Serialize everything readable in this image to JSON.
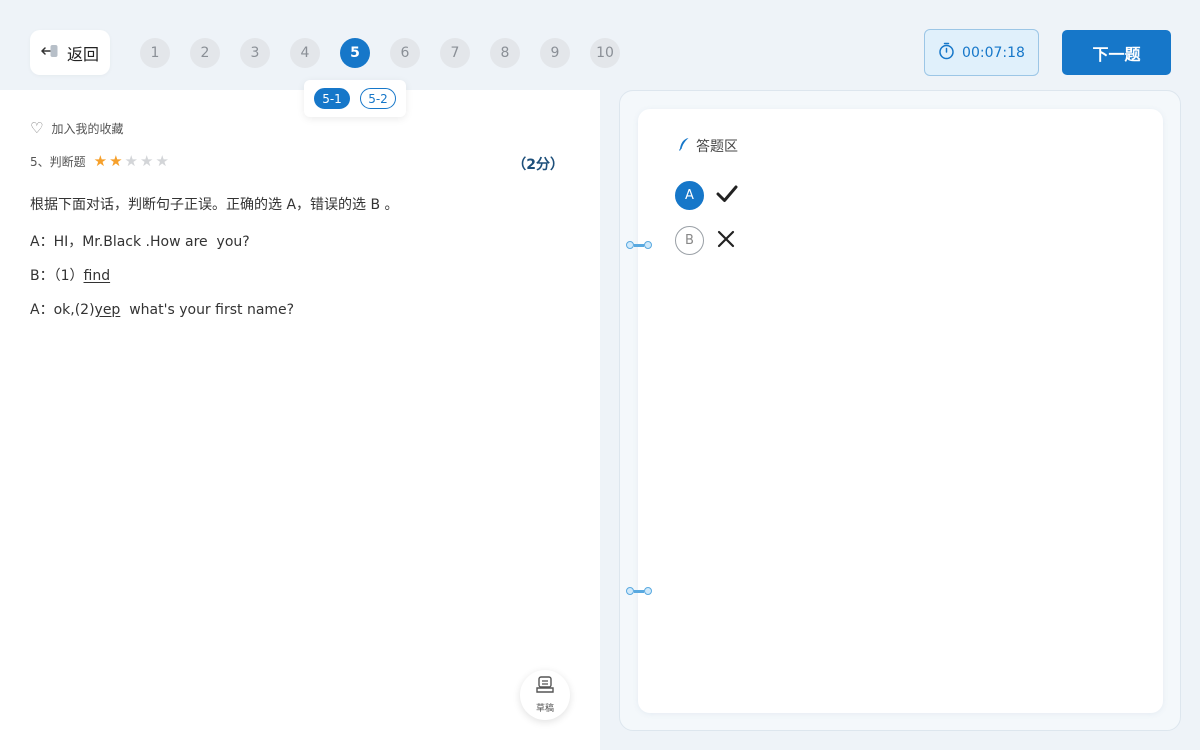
{
  "header": {
    "back_label": "返回",
    "question_numbers": [
      "1",
      "2",
      "3",
      "4",
      "5",
      "6",
      "7",
      "8",
      "9",
      "10"
    ],
    "current_question": "5",
    "sub_questions": [
      "5-1",
      "5-2"
    ],
    "current_sub_question": "5-1",
    "timer": "00:07:18",
    "next_label": "下一题"
  },
  "question": {
    "favorite_label": "加入我的收藏",
    "type_label": "5、判断题",
    "difficulty": {
      "filled": 2,
      "total": 5
    },
    "score": "（2分）",
    "prompt": "根据下面对话，判断句子正误。正确的选 A，错误的选 B 。",
    "dialogue": {
      "line1": "A：HI，Mr.Black .How are  you?",
      "line2_prefix": "B：（1）",
      "line2_blank": "find",
      "line3_prefix": "A：ok,(2)",
      "line3_blank": "yep",
      "line3_suffix": "  what's your first name?"
    },
    "draft_label": "草稿"
  },
  "answer": {
    "title": "答题区",
    "options": [
      {
        "letter": "A",
        "meaning": "correct",
        "selected": true
      },
      {
        "letter": "B",
        "meaning": "wrong",
        "selected": false
      }
    ]
  },
  "colors": {
    "accent": "#1677c9",
    "star_on": "#f6a02b",
    "star_off": "#d3d5d8",
    "timer_bg": "#e0f0fb"
  }
}
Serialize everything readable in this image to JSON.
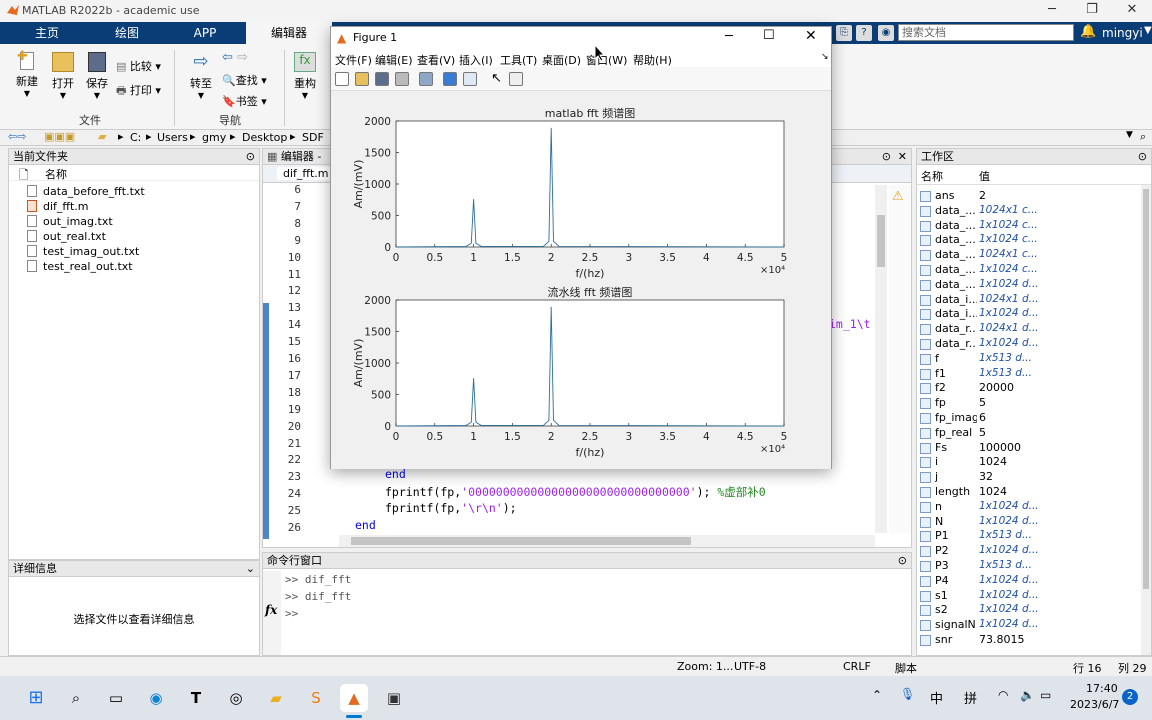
{
  "app": {
    "title": "MATLAB R2022b - academic use",
    "user": "mingyi",
    "search_placeholder": "搜索文档"
  },
  "tabs": [
    "主页",
    "绘图",
    "APP",
    "编辑器"
  ],
  "ribbon": {
    "buttons": {
      "new": "新建",
      "open": "打开",
      "save": "保存",
      "compare": "比较",
      "print": "打印",
      "goto": "转至",
      "find": "查找",
      "bookmark": "书签",
      "refactor": "重构"
    },
    "groups": {
      "file": "文件",
      "navigate": "导航"
    }
  },
  "path": [
    "C:",
    "Users",
    "gmy",
    "Desktop",
    "SDF"
  ],
  "files_panel": {
    "title": "当前文件夹",
    "col_name": "名称",
    "items": [
      "data_before_fft.txt",
      "dif_fft.m",
      "out_imag.txt",
      "out_real.txt",
      "test_imag_out.txt",
      "test_real_out.txt"
    ]
  },
  "details_panel": {
    "title": "详细信息",
    "message": "选择文件以查看详细信息"
  },
  "editor": {
    "title": "编辑器 - ",
    "tab": "dif_fft.m",
    "line_numbers": [
      "6",
      "7",
      "8",
      "9",
      "10",
      "11",
      "12",
      "13",
      "14",
      "15",
      "16",
      "17",
      "18",
      "19",
      "20",
      "21",
      "22",
      "23",
      "24",
      "25",
      "26"
    ],
    "code": {
      "l14_tail": "im_1\\t",
      "l23": "end",
      "l24_pre": "fprintf(fp,",
      "l24_str": "'00000000000000000000000000000000'",
      "l24_post": ");",
      "l24_comment": "%虚部补0",
      "l25_pre": "fprintf(fp,",
      "l25_str": "'\\r\\n'",
      "l25_post": ");",
      "l26": "end"
    }
  },
  "command_window": {
    "title": "命令行窗口",
    "lines": [
      ">> dif_fft",
      ">> dif_fft"
    ],
    "prompt": ">>"
  },
  "workspace": {
    "title": "工作区",
    "col_name": "名称",
    "col_value": "值",
    "rows": [
      {
        "name": "ans",
        "value": "2",
        "italic": false
      },
      {
        "name": "data_...",
        "value": "1024x1 c...",
        "italic": true
      },
      {
        "name": "data_...",
        "value": "1x1024 c...",
        "italic": true
      },
      {
        "name": "data_...",
        "value": "1x1024 c...",
        "italic": true
      },
      {
        "name": "data_...",
        "value": "1024x1 c...",
        "italic": true
      },
      {
        "name": "data_...",
        "value": "1x1024 c...",
        "italic": true
      },
      {
        "name": "data_...",
        "value": "1x1024 d...",
        "italic": true
      },
      {
        "name": "data_i...",
        "value": "1024x1 d...",
        "italic": true
      },
      {
        "name": "data_i...",
        "value": "1x1024 d...",
        "italic": true
      },
      {
        "name": "data_r...",
        "value": "1024x1 d...",
        "italic": true
      },
      {
        "name": "data_r...",
        "value": "1x1024 d...",
        "italic": true
      },
      {
        "name": "f",
        "value": "1x513 d...",
        "italic": true
      },
      {
        "name": "f1",
        "value": "1x513 d...",
        "italic": true
      },
      {
        "name": "f2",
        "value": "20000",
        "italic": false
      },
      {
        "name": "fp",
        "value": "5",
        "italic": false
      },
      {
        "name": "fp_imag",
        "value": "6",
        "italic": false
      },
      {
        "name": "fp_real",
        "value": "5",
        "italic": false
      },
      {
        "name": "Fs",
        "value": "100000",
        "italic": false
      },
      {
        "name": "i",
        "value": "1024",
        "italic": false
      },
      {
        "name": "j",
        "value": "32",
        "italic": false
      },
      {
        "name": "length",
        "value": "1024",
        "italic": false
      },
      {
        "name": "n",
        "value": "1x1024 d...",
        "italic": true
      },
      {
        "name": "N",
        "value": "1x1024 d...",
        "italic": true
      },
      {
        "name": "P1",
        "value": "1x513 d...",
        "italic": true
      },
      {
        "name": "P2",
        "value": "1x1024 d...",
        "italic": true
      },
      {
        "name": "P3",
        "value": "1x513 d...",
        "italic": true
      },
      {
        "name": "P4",
        "value": "1x1024 d...",
        "italic": true
      },
      {
        "name": "s1",
        "value": "1x1024 d...",
        "italic": true
      },
      {
        "name": "s2",
        "value": "1x1024 d...",
        "italic": true
      },
      {
        "name": "signalN",
        "value": "1x1024 d...",
        "italic": true
      },
      {
        "name": "snr",
        "value": "73.8015",
        "italic": false
      }
    ]
  },
  "statusbar": {
    "zoom": "Zoom: 1...",
    "encoding": "UTF-8",
    "eol": "CRLF",
    "mode": "脚本",
    "row": "行 16",
    "col": "列 29"
  },
  "figure": {
    "title": "Figure 1",
    "menu": [
      "文件(F)",
      "编辑(E)",
      "查看(V)",
      "插入(I)",
      "工具(T)",
      "桌面(D)",
      "窗口(W)",
      "帮助(H)"
    ]
  },
  "taskbar": {
    "time": "17:40",
    "date": "2023/6/7",
    "ime1": "中",
    "ime2": "拼",
    "notifications": "2"
  },
  "colors": {
    "tab_bar": "#0a3d75",
    "plot_line": "#2b6f9e",
    "accent": "#0078d4"
  },
  "chart_data": [
    {
      "type": "line",
      "title": "matlab fft 频谱图",
      "xlabel": "f/(hz)",
      "ylabel": "Am/(mV)",
      "x_exponent": "×10⁴",
      "xlim": [
        0,
        5
      ],
      "ylim": [
        0,
        2000
      ],
      "xticks": [
        "0",
        "0.5",
        "1",
        "1.5",
        "2",
        "2.5",
        "3",
        "3.5",
        "4",
        "4.5",
        "5"
      ],
      "yticks": [
        "0",
        "500",
        "1000",
        "1500",
        "2000"
      ],
      "series": [
        {
          "x": [
            0,
            0.9,
            0.97,
            1.0,
            1.03,
            1.1,
            1.9,
            1.97,
            2.0,
            2.03,
            2.1,
            5
          ],
          "y": [
            0,
            8,
            60,
            760,
            60,
            8,
            10,
            90,
            1890,
            90,
            10,
            0
          ]
        }
      ]
    },
    {
      "type": "line",
      "title": "流水线 fft 频谱图",
      "xlabel": "f/(hz)",
      "ylabel": "Am/(mV)",
      "x_exponent": "×10⁴",
      "xlim": [
        0,
        5
      ],
      "ylim": [
        0,
        2000
      ],
      "xticks": [
        "0",
        "0.5",
        "1",
        "1.5",
        "2",
        "2.5",
        "3",
        "3.5",
        "4",
        "4.5",
        "5"
      ],
      "yticks": [
        "0",
        "500",
        "1000",
        "1500",
        "2000"
      ],
      "series": [
        {
          "x": [
            0,
            0.9,
            0.97,
            1.0,
            1.03,
            1.1,
            1.9,
            1.97,
            2.0,
            2.03,
            2.1,
            5
          ],
          "y": [
            0,
            8,
            60,
            760,
            60,
            8,
            10,
            90,
            1890,
            90,
            10,
            0
          ]
        }
      ]
    }
  ]
}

:: Required task ::
From the entries above, copy each line holding "fprintf".

:: Expected answer ::
      "l24_pre": "fprintf(fp,",
      "l25_pre": "fprintf(fp,",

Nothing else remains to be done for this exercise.